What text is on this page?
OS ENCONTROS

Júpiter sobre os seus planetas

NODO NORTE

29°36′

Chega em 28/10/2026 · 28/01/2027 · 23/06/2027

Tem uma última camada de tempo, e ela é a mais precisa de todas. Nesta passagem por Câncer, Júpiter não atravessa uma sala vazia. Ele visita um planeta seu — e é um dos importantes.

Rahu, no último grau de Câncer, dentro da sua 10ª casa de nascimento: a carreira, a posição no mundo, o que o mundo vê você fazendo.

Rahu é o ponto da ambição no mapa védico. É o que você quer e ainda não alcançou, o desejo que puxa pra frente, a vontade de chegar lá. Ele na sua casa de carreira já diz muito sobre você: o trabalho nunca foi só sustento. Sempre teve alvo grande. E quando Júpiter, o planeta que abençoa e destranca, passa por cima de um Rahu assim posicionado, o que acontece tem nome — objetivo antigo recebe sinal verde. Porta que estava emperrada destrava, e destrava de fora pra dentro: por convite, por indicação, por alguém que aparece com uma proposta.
=======
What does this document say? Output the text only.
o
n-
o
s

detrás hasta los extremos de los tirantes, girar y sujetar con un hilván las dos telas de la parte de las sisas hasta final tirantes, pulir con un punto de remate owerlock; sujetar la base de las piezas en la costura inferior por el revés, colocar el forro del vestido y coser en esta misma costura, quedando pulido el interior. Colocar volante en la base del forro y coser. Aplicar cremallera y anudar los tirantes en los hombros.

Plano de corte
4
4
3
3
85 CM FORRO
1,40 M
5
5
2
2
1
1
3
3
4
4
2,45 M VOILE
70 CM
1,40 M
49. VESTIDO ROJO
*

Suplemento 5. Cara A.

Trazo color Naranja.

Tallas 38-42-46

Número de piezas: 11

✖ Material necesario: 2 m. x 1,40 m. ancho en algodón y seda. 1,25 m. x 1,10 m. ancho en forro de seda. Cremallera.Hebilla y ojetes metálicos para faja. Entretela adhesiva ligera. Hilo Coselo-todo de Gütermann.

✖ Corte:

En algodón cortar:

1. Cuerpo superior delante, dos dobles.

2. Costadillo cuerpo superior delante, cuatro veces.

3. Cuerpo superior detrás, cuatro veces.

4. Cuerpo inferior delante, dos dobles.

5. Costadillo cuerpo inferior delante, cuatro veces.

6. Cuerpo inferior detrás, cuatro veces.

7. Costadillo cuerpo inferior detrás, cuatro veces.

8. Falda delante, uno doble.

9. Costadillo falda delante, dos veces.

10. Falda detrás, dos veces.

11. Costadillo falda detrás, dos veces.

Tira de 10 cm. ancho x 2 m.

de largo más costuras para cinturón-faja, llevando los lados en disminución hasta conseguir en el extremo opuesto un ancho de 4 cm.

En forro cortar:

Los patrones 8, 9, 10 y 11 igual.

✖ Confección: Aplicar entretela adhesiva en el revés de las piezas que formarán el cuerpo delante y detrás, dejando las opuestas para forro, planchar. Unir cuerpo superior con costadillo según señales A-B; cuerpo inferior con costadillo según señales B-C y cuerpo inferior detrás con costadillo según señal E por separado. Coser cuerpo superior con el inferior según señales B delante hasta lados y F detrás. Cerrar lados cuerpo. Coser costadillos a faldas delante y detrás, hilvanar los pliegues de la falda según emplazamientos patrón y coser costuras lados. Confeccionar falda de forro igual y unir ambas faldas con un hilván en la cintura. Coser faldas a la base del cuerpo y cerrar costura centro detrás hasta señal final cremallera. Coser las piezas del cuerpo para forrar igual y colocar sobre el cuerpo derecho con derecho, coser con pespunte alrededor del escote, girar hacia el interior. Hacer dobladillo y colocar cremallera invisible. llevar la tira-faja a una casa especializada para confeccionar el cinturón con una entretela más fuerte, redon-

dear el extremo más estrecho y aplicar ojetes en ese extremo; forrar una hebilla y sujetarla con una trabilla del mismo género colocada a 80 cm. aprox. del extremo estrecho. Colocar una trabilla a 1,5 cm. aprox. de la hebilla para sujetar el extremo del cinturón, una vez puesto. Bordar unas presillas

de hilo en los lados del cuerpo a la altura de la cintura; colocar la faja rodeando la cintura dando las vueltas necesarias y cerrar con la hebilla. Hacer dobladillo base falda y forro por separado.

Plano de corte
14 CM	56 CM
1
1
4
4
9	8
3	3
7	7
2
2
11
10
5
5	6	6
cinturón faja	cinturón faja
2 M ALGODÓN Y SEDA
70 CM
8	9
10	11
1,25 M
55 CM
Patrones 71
=======
**Goal of the exercise**.
Where a line above includes "Júpiter", copy that line.

**Reply**.
Júpiter sobre os seus planetas
Tem uma última camada de tempo, e ela é a mais precisa de todas. Nesta passagem por Câncer, Júpiter não atravessa uma sala vazia. Ele visita um planeta seu — e é um dos importantes.
Rahu é o ponto da ambição no mapa védico. É o que você quer e ainda não alcançou, o desejo que puxa pra frente, a vontade de chegar lá. Ele na sua casa de carreira já diz muito sobre você: o trabalho nunca foi só sustento. Sempre teve alvo grande. E quando Júpiter, o planeta que abençoa e destranca, passa por cima de um Rahu assim posicionado, o que acontece tem nome — objetivo antigo recebe sinal verde. Porta que estava emperrada destrava, e destrava de fora pra dentro: por convite, por indicação, por alguém que aparece com uma proposta.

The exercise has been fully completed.